§ Problem description
Return each line of the listing below, unchanged, and omit the images.

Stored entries
--- Begin ---
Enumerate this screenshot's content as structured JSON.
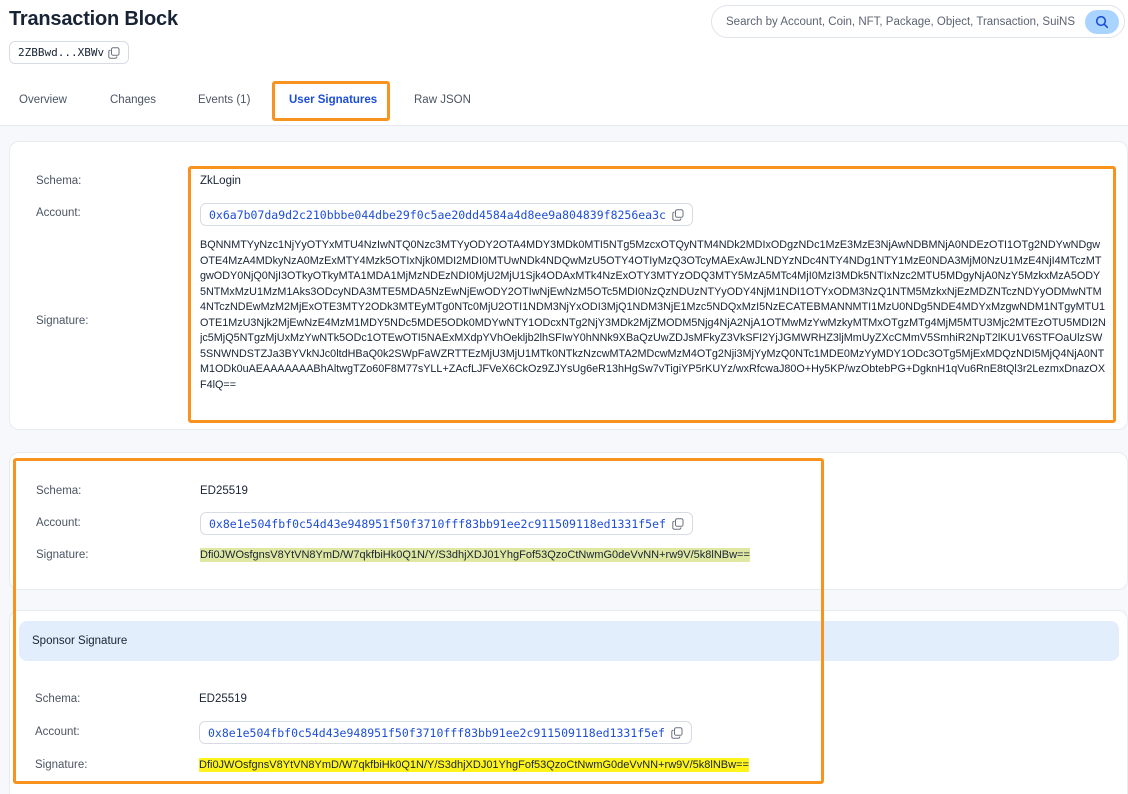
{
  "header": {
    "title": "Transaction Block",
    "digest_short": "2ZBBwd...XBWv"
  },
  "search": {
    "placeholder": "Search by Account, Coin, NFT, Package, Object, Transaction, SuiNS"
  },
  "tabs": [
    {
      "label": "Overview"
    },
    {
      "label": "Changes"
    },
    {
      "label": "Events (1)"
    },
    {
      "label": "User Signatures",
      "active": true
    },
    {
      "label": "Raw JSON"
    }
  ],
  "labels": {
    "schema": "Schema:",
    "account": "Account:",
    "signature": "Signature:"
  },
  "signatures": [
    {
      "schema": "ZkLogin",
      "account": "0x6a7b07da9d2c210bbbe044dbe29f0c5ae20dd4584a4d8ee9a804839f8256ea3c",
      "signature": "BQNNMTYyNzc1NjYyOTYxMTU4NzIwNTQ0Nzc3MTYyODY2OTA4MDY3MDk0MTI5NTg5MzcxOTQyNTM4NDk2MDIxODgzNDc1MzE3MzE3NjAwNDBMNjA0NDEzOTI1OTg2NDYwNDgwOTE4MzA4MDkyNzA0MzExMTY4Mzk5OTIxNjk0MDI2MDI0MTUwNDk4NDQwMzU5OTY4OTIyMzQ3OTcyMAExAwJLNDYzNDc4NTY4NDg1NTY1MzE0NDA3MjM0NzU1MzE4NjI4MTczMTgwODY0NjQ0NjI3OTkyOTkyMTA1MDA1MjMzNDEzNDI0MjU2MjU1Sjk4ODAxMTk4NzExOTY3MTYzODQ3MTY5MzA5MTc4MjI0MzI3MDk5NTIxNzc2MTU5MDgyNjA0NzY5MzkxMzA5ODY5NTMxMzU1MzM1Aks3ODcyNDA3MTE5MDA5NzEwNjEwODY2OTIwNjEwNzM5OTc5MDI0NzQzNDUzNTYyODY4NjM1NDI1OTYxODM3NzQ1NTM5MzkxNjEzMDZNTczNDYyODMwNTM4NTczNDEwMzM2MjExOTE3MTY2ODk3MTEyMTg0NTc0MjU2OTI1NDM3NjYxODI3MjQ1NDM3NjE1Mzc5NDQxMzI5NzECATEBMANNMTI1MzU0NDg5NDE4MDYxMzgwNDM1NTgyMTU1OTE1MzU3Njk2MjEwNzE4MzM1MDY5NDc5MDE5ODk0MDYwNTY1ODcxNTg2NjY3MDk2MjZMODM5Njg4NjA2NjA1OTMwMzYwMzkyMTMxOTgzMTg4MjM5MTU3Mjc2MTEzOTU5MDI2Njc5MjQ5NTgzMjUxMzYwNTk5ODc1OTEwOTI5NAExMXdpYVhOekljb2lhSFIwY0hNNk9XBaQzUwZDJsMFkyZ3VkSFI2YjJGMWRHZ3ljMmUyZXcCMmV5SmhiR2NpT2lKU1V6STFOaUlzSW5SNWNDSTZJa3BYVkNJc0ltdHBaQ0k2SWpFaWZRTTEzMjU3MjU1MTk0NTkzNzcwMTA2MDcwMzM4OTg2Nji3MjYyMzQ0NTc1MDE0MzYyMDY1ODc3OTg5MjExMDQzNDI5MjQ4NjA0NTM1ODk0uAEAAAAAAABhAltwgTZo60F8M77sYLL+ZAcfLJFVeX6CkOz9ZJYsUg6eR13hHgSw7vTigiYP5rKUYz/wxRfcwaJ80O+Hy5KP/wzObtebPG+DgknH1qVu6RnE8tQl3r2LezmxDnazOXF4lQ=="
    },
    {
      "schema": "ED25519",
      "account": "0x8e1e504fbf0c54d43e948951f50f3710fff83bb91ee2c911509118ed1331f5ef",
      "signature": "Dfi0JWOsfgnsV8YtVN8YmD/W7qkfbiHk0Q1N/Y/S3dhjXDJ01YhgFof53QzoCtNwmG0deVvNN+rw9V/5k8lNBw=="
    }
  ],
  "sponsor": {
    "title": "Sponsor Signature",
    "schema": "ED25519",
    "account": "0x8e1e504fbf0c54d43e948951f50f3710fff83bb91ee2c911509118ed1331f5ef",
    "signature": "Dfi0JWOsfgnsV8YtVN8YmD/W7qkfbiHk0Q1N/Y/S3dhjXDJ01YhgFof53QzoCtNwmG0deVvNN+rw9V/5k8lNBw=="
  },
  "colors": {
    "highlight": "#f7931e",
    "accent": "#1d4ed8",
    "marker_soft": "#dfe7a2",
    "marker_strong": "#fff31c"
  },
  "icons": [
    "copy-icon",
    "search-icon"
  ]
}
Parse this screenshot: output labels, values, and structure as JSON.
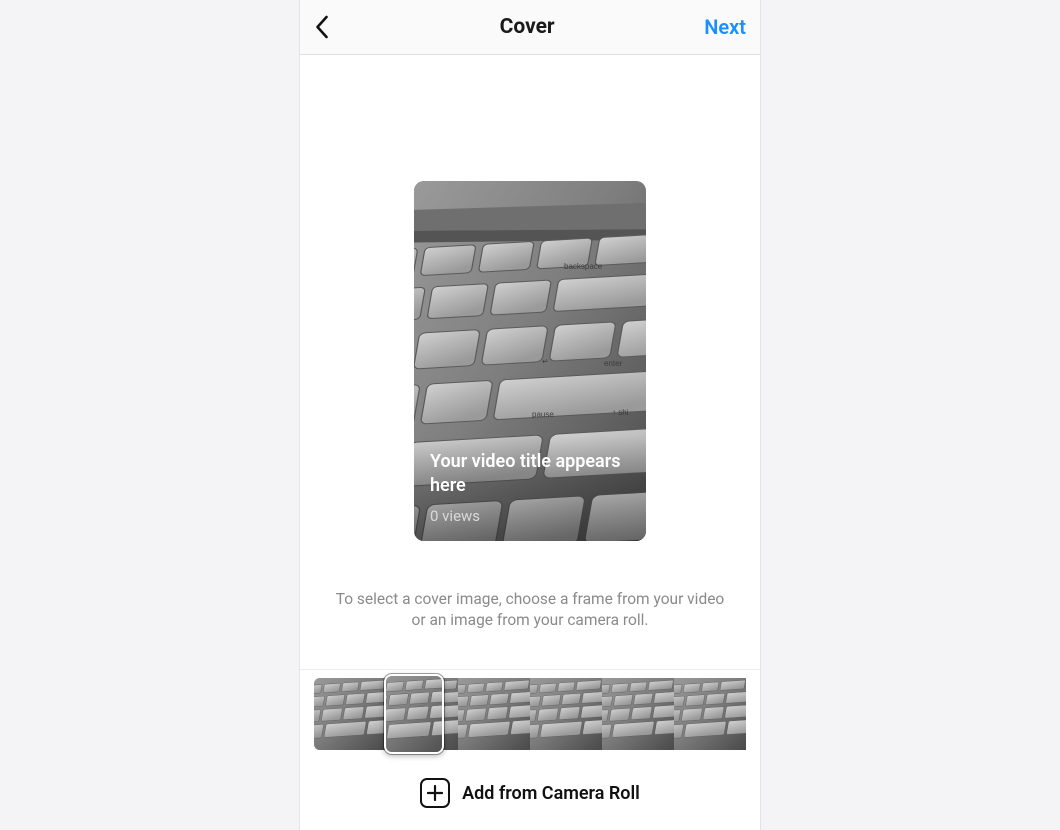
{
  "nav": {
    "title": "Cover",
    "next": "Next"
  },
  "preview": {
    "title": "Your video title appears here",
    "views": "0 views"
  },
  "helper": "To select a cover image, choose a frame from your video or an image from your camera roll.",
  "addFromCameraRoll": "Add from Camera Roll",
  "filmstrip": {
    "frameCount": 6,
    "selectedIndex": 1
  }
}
--- End ---
§ Answer to this problem
Enumerate this screenshot's content as structured JSON.
{
  "header": {
    "title": "Transaction Block",
    "digest_short": "2ZBBwd...XBWv"
  },
  "search": {
    "placeholder": "Search by Account, Coin, NFT, Package, Object, Transaction, SuiNS"
  },
  "tabs": [
    {
      "label": "Overview"
    },
    {
      "label": "Changes"
    },
    {
      "label": "Events (1)"
    },
    {
      "label": "User Signatures",
      "active": true
    },
    {
      "label": "Raw JSON"
    }
  ],
  "labels": {
    "schema": "Schema:",
    "account": "Account:",
    "signature": "Signature:"
  },
  "signatures": [
    {
      "schema": "ZkLogin",
      "account": "0x6a7b07da9d2c210bbbe044dbe29f0c5ae20dd4584a4d8ee9a804839f8256ea3c",
      "signature": "BQNNMTYyNzc1NjYyOTYxMTU4NzIwNTQ0Nzc3MTYyODY2OTA4MDY3MDk0MTI5NTg5MzcxOTQyNTM4NDk2MDIxODgzNDc1MzE3MzE3NjAwNDBMNjA0NDEzOTI1OTg2NDYwNDgwOTE4MzA4MDkyNzA0MzExMTY4Mzk5OTIxNjk0MDI2MDI0MTUwNDk4NDQwMzU5OTY4OTIyMzQ3OTcyMAExAwJLNDYzNDc4NTY4NDg1NTY1MzE0NDA3MjM0NzU1MzE4NjI4MTczMTgwODY0NjQ0NjI3OTkyOTkyMTA1MDA1MjMzNDEzNDI0MjU2MjU1Sjk4ODAxMTk4NzExOTY3MTYzODQ3MTY5MzA5MTc4MjI0MzI3MDk5NTIxNzc2MTU5MDgyNjA0NzY5MzkxMzA5ODY5NTMxMzU1MzM1Aks3ODcyNDA3MTE5MDA5NzEwNjEwODY2OTIwNjEwNzM5OTc5MDI0NzQzNDUzNTYyODY4NjM1NDI1OTYxODM3NzQ1NTM5MzkxNjEzMDZNTczNDYyODMwNTM4NTczNDEwMzM2MjExOTE3MTY2ODk3MTEyMTg0NTc0MjU2OTI1NDM3NjYxODI3MjQ1NDM3NjE1Mzc5NDQxMzI5NzECATEBMANNMTI1MzU0NDg5NDE4MDYxMzgwNDM1NTgyMTU1OTE1MzU3Njk2MjEwNzE4MzM1MDY5NDc5MDE5ODk0MDYwNTY1ODcxNTg2NjY3MDk2MjZMODM5Njg4NjA2NjA1OTMwMzYwMzkyMTMxOTgzMTg4MjM5MTU3Mjc2MTEzOTU5MDI2Njc5MjQ5NTgzMjUxMzYwNTk5ODc1OTEwOTI5NAExMXdpYVhOekljb2lhSFIwY0hNNk9XBaQzUwZDJsMFkyZ3VkSFI2YjJGMWRHZ3ljMmUyZXcCMmV5SmhiR2NpT2lKU1V6STFOaUlzSW5SNWNDSTZJa3BYVkNJc0ltdHBaQ0k2SWpFaWZRTTEzMjU3MjU1MTk0NTkzNzcwMTA2MDcwMzM4OTg2Nji3MjYyMzQ0NTc1MDE0MzYyMDY1ODc3OTg5MjExMDQzNDI5MjQ4NjA0NTM1ODk0uAEAAAAAAABhAltwgTZo60F8M77sYLL+ZAcfLJFVeX6CkOz9ZJYsUg6eR13hHgSw7vTigiYP5rKUYz/wxRfcwaJ80O+Hy5KP/wzObtebPG+DgknH1qVu6RnE8tQl3r2LezmxDnazOXF4lQ=="
    },
    {
      "schema": "ED25519",
      "account": "0x8e1e504fbf0c54d43e948951f50f3710fff83bb91ee2c911509118ed1331f5ef",
      "signature": "Dfi0JWOsfgnsV8YtVN8YmD/W7qkfbiHk0Q1N/Y/S3dhjXDJ01YhgFof53QzoCtNwmG0deVvNN+rw9V/5k8lNBw=="
    }
  ],
  "sponsor": {
    "title": "Sponsor Signature",
    "schema": "ED25519",
    "account": "0x8e1e504fbf0c54d43e948951f50f3710fff83bb91ee2c911509118ed1331f5ef",
    "signature": "Dfi0JWOsfgnsV8YtVN8YmD/W7qkfbiHk0Q1N/Y/S3dhjXDJ01YhgFof53QzoCtNwmG0deVvNN+rw9V/5k8lNBw=="
  },
  "colors": {
    "highlight": "#f7931e",
    "accent": "#1d4ed8",
    "marker_soft": "#dfe7a2",
    "marker_strong": "#fff31c"
  },
  "icons": [
    "copy-icon",
    "search-icon"
  ]
}
Parse this screenshot: output labels, values, and structure as JSON.
{
  "nav": {
    "title": "Cover",
    "next": "Next"
  },
  "preview": {
    "title": "Your video title appears here",
    "views": "0 views"
  },
  "helper": "To select a cover image, choose a frame from your video or an image from your camera roll.",
  "addFromCameraRoll": "Add from Camera Roll",
  "filmstrip": {
    "frameCount": 6,
    "selectedIndex": 1
  }
}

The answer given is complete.